BEGIN Exercise input

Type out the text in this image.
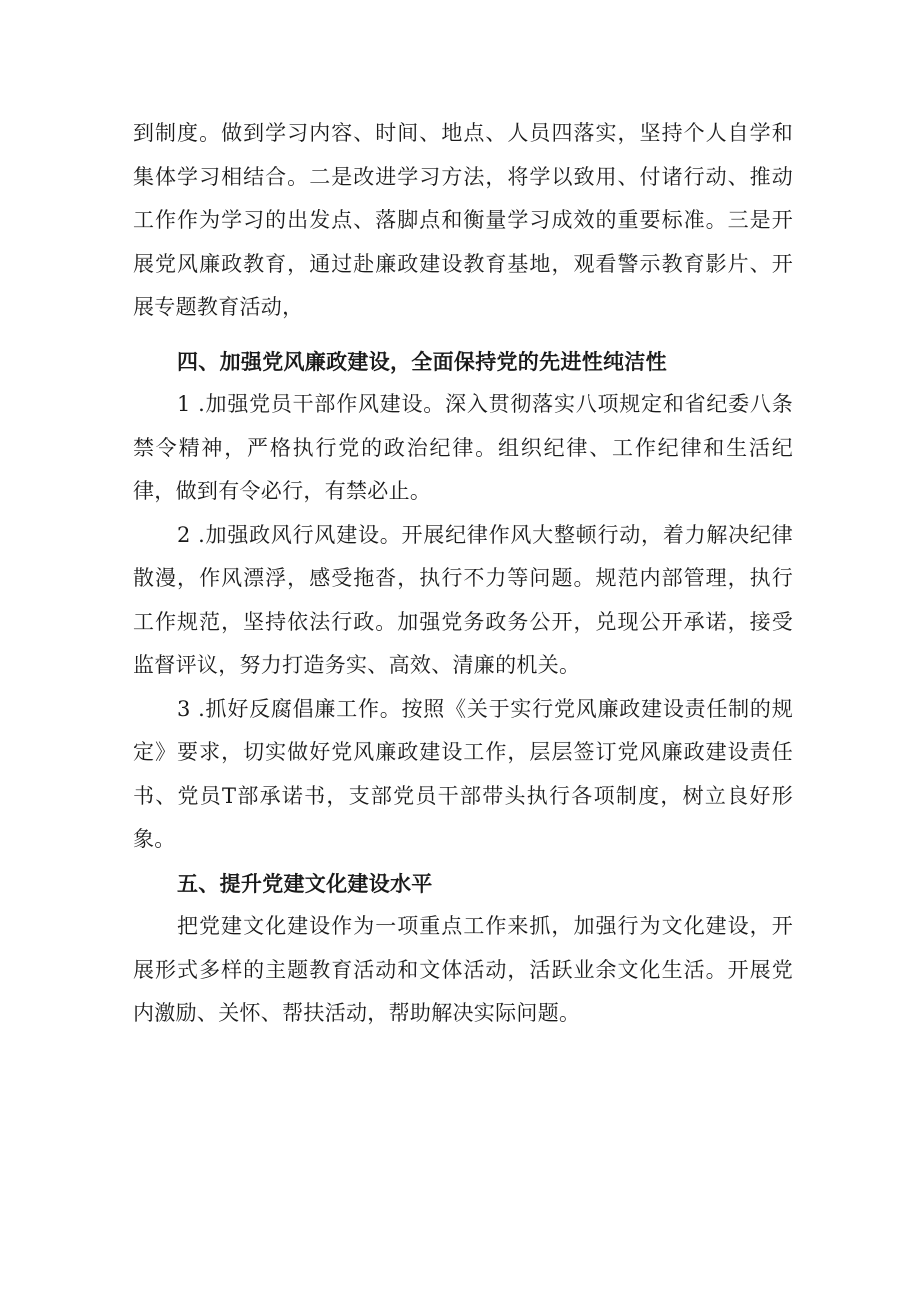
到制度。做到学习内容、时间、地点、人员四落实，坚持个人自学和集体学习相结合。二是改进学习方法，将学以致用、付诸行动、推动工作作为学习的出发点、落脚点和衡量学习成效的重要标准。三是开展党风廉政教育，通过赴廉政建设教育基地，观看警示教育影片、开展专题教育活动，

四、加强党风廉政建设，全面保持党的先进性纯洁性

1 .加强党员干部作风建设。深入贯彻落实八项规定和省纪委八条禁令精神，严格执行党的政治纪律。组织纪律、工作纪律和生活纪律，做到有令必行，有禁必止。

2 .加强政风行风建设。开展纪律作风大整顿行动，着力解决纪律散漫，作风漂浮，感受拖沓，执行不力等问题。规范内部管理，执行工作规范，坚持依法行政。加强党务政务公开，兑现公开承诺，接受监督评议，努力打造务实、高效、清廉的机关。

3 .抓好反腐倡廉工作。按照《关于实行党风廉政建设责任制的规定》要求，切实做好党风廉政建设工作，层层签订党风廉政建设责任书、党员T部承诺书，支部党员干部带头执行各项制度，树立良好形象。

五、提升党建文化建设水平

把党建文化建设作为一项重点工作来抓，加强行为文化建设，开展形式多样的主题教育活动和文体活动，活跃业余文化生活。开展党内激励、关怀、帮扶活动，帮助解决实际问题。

END Exercise input

> [What the task asks] Retype each entry precisely. Skip images entirely.

> [Output below]
Type out the text in this image.
到制度。做到学习内容、时间、地点、人员四落实，坚持个人自学和集体学习相结合。二是改进学习方法，将学以致用、付诸行动、推动工作作为学习的出发点、落脚点和衡量学习成效的重要标准。三是开展党风廉政教育，通过赴廉政建设教育基地，观看警示教育影片、开展专题教育活动，

四、加强党风廉政建设，全面保持党的先进性纯洁性

1 .加强党员干部作风建设。深入贯彻落实八项规定和省纪委八条禁令精神，严格执行党的政治纪律。组织纪律、工作纪律和生活纪律，做到有令必行，有禁必止。

2 .加强政风行风建设。开展纪律作风大整顿行动，着力解决纪律散漫，作风漂浮，感受拖沓，执行不力等问题。规范内部管理，执行工作规范，坚持依法行政。加强党务政务公开，兑现公开承诺，接受监督评议，努力打造务实、高效、清廉的机关。

3 .抓好反腐倡廉工作。按照《关于实行党风廉政建设责任制的规定》要求，切实做好党风廉政建设工作，层层签订党风廉政建设责任书、党员T部承诺书，支部党员干部带头执行各项制度，树立良好形象。

五、提升党建文化建设水平

把党建文化建设作为一项重点工作来抓，加强行为文化建设，开展形式多样的主题教育活动和文体活动，活跃业余文化生活。开展党内激励、关怀、帮扶活动，帮助解决实际问题。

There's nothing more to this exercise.